**AIM OF THE TASK:** Only lines holding the string "JSON" are wanted; copy each one from the material.

>> begin ITEMS

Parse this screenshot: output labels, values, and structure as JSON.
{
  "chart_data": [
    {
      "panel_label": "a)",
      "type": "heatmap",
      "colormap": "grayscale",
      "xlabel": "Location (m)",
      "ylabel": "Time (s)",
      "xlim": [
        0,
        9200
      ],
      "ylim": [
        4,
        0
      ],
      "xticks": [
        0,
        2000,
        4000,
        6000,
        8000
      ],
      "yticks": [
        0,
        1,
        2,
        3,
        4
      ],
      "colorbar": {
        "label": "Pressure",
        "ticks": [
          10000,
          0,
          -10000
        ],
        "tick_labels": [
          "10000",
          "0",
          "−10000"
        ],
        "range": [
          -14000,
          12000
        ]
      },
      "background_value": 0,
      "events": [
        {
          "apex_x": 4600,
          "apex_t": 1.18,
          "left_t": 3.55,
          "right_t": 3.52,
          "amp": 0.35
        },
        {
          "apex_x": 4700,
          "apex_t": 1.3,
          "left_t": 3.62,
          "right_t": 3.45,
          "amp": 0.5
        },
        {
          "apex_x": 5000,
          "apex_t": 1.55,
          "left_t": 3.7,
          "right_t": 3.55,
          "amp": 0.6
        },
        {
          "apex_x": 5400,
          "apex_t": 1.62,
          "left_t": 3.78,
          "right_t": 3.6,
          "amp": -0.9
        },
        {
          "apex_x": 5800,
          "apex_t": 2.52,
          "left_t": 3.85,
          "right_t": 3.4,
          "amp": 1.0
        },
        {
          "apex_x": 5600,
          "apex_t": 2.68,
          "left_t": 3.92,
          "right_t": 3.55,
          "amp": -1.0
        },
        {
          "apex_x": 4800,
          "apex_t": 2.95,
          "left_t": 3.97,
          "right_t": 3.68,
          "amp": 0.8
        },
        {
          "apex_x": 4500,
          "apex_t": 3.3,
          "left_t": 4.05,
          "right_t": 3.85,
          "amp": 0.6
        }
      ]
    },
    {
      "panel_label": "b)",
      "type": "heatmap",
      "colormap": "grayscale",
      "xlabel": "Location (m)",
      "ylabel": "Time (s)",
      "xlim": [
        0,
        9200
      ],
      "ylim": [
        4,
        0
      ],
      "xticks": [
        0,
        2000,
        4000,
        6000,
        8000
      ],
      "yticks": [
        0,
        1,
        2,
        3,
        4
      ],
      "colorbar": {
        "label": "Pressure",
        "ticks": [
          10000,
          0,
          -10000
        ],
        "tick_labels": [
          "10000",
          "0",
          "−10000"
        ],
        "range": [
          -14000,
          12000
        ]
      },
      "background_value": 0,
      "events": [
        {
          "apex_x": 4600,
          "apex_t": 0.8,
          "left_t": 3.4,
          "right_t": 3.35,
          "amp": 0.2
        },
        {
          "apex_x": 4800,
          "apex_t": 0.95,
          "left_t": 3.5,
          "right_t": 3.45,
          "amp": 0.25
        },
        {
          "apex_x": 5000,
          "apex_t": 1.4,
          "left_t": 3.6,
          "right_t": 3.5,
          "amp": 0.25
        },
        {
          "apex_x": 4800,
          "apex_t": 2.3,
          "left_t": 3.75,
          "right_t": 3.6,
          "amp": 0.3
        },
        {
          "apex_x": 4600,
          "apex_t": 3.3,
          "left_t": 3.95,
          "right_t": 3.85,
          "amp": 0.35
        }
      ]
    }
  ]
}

>> end ITEMS
>> begin ITEMS

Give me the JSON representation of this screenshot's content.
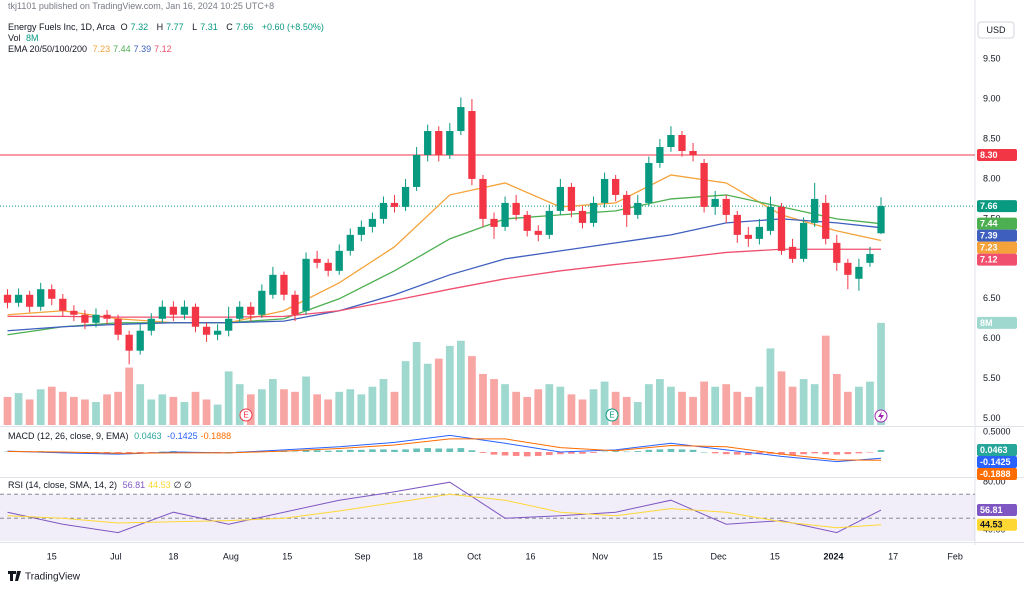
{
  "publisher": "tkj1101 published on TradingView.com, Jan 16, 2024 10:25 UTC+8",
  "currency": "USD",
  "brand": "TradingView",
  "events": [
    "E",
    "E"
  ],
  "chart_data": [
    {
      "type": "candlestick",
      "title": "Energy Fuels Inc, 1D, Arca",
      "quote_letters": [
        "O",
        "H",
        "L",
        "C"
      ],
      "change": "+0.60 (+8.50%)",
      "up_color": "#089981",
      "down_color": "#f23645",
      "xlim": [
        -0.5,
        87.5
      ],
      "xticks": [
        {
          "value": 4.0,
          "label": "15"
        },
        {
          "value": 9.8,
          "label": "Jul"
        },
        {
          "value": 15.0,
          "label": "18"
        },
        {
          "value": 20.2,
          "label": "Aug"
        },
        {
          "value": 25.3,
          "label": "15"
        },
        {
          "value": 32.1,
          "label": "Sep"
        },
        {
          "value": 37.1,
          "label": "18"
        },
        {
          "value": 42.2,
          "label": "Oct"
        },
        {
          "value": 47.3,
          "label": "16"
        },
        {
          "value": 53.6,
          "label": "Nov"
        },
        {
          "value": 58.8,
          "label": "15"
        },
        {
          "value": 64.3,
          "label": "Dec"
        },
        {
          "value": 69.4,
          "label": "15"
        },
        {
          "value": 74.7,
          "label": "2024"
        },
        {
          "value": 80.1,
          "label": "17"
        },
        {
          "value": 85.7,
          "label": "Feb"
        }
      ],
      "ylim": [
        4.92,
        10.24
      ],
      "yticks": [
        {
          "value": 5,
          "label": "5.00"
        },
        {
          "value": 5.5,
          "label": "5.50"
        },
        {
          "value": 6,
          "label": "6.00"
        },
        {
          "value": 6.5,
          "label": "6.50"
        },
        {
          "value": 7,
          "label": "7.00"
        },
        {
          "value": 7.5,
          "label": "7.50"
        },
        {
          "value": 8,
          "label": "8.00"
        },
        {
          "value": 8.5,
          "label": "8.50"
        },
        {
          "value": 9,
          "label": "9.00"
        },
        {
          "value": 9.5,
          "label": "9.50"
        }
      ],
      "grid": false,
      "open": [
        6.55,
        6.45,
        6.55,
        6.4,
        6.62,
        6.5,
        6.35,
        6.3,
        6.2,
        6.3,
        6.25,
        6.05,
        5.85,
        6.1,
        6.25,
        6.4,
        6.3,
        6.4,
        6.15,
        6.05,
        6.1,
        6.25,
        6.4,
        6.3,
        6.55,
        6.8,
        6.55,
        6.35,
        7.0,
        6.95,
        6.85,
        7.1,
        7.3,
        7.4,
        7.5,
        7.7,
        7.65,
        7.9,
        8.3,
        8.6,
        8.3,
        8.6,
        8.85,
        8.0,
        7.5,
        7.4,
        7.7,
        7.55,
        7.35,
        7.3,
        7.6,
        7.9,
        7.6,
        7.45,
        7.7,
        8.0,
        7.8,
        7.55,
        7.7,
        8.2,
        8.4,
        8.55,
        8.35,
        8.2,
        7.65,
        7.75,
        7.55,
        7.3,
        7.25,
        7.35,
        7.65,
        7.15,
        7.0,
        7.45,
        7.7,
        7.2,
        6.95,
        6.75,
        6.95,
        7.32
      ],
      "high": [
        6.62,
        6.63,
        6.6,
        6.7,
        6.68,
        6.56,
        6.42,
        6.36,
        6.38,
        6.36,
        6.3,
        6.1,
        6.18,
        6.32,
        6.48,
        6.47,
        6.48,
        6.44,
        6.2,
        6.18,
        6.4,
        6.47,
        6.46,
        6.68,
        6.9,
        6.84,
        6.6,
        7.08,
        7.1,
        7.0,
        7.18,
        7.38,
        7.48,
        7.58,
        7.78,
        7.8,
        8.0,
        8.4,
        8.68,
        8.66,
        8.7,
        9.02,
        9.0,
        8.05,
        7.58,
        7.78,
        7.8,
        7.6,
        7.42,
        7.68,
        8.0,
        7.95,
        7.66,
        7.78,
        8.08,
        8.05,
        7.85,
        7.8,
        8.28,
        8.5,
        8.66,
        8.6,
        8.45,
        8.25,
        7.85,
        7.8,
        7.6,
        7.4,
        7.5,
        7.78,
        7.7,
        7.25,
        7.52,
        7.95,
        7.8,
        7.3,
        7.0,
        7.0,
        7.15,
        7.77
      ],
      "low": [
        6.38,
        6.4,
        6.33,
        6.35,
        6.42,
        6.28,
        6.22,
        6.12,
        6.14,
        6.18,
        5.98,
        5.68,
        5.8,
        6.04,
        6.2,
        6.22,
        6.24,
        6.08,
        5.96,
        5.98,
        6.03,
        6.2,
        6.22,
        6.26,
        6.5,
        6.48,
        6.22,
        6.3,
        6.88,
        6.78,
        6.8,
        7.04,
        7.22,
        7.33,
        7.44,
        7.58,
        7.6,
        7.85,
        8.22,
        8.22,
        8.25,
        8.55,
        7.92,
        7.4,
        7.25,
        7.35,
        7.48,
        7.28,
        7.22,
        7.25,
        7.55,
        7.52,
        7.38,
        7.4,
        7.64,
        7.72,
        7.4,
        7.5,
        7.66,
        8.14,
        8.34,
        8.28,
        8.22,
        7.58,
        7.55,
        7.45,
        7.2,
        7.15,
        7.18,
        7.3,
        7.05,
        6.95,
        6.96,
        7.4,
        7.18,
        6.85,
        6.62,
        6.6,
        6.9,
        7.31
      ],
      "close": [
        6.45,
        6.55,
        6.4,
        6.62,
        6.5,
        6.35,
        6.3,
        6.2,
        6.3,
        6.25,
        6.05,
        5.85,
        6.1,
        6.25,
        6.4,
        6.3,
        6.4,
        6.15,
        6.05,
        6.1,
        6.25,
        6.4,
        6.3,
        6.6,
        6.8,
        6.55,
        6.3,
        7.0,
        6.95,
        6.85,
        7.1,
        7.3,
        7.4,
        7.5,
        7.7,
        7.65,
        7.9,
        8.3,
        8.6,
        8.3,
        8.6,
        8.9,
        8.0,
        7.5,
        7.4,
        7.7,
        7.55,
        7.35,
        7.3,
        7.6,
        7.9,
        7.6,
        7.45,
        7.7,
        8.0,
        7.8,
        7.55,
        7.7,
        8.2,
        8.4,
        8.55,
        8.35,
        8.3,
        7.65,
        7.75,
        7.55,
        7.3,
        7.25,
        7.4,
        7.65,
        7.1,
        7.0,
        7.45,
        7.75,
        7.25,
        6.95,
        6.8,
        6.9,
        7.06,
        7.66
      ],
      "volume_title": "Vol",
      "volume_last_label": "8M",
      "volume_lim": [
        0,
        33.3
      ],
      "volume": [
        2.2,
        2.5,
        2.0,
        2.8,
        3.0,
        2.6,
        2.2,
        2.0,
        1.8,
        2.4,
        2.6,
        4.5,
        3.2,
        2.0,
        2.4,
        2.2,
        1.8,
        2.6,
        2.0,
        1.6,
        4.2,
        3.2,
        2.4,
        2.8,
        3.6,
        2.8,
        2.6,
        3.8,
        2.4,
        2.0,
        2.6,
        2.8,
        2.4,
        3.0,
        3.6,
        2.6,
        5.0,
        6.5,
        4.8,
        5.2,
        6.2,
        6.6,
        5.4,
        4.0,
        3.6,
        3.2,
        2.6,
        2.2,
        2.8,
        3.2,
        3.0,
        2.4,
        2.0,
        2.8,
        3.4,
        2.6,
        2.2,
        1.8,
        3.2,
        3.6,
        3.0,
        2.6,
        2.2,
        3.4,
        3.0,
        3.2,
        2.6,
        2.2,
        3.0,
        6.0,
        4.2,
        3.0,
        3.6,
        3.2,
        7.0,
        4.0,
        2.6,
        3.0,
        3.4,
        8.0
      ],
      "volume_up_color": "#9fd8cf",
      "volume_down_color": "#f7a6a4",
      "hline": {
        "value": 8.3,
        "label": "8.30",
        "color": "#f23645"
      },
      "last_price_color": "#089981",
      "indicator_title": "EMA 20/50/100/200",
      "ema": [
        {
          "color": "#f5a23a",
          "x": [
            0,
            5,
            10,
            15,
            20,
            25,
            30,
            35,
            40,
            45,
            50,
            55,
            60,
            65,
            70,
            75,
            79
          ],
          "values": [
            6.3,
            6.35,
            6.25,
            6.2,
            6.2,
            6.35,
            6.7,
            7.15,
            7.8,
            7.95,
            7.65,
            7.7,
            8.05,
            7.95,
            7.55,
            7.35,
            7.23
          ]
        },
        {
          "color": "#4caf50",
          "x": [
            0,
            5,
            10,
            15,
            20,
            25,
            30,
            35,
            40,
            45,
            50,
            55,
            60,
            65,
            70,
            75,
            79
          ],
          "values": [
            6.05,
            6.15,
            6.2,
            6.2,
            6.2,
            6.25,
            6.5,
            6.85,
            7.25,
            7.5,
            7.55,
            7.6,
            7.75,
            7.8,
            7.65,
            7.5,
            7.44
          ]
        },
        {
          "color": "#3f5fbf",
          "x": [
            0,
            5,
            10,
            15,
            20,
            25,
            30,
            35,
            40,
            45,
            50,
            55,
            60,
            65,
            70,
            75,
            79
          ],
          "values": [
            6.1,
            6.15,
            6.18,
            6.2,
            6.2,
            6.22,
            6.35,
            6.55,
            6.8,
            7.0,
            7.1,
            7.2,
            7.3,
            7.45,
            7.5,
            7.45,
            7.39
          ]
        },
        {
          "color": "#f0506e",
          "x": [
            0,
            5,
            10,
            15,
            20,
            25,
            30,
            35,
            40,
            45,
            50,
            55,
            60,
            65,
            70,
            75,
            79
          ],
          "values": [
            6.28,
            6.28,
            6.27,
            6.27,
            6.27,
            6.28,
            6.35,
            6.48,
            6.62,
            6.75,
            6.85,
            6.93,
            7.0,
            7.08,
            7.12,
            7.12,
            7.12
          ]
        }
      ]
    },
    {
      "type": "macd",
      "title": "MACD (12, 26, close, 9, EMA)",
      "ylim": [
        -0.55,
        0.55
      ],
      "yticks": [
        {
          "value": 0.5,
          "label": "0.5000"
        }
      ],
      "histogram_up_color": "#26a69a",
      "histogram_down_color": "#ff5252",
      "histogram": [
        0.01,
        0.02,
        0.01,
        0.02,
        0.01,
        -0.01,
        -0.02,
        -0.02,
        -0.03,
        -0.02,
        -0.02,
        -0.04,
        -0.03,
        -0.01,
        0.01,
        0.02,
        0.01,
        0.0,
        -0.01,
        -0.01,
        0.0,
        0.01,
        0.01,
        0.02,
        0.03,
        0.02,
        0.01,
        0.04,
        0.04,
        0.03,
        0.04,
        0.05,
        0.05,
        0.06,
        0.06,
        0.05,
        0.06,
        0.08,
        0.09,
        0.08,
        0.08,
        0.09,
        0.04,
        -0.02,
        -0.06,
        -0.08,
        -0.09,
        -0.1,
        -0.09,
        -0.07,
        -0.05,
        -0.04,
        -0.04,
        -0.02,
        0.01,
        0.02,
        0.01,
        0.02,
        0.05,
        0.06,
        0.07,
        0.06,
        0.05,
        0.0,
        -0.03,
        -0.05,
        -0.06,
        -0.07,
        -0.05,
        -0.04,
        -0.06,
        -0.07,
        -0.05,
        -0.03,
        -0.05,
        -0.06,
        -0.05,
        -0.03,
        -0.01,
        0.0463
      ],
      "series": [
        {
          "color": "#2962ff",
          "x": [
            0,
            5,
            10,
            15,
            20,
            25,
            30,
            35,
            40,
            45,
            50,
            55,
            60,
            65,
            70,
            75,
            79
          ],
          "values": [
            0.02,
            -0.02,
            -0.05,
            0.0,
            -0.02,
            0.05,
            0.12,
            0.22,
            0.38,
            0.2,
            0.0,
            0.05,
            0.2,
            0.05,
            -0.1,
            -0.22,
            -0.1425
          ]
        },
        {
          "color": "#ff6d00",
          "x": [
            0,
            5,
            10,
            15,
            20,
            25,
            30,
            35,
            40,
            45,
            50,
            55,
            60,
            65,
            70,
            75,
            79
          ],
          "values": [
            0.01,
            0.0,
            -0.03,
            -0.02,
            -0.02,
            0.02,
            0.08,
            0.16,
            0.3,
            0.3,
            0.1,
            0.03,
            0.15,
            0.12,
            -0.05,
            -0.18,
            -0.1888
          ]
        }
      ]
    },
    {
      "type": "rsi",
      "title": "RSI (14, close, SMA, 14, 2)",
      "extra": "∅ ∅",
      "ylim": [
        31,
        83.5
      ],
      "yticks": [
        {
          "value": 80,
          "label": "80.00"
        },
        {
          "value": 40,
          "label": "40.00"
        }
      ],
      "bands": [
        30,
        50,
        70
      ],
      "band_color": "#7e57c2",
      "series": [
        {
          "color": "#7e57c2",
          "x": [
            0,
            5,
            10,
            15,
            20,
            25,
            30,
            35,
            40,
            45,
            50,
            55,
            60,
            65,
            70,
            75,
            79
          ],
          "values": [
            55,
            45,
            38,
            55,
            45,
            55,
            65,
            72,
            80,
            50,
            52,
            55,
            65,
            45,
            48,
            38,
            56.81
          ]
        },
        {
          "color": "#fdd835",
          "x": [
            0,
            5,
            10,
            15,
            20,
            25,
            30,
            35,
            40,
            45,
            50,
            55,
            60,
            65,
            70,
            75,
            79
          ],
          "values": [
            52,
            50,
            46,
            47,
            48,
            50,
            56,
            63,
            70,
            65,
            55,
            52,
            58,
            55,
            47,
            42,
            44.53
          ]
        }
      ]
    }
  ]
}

>> end ITEMS

**CORRECT OUTPUT:**
Parse this screenshot: output labels, values, and structure as JSON.
Give me the JSON representation of this screenshot's content.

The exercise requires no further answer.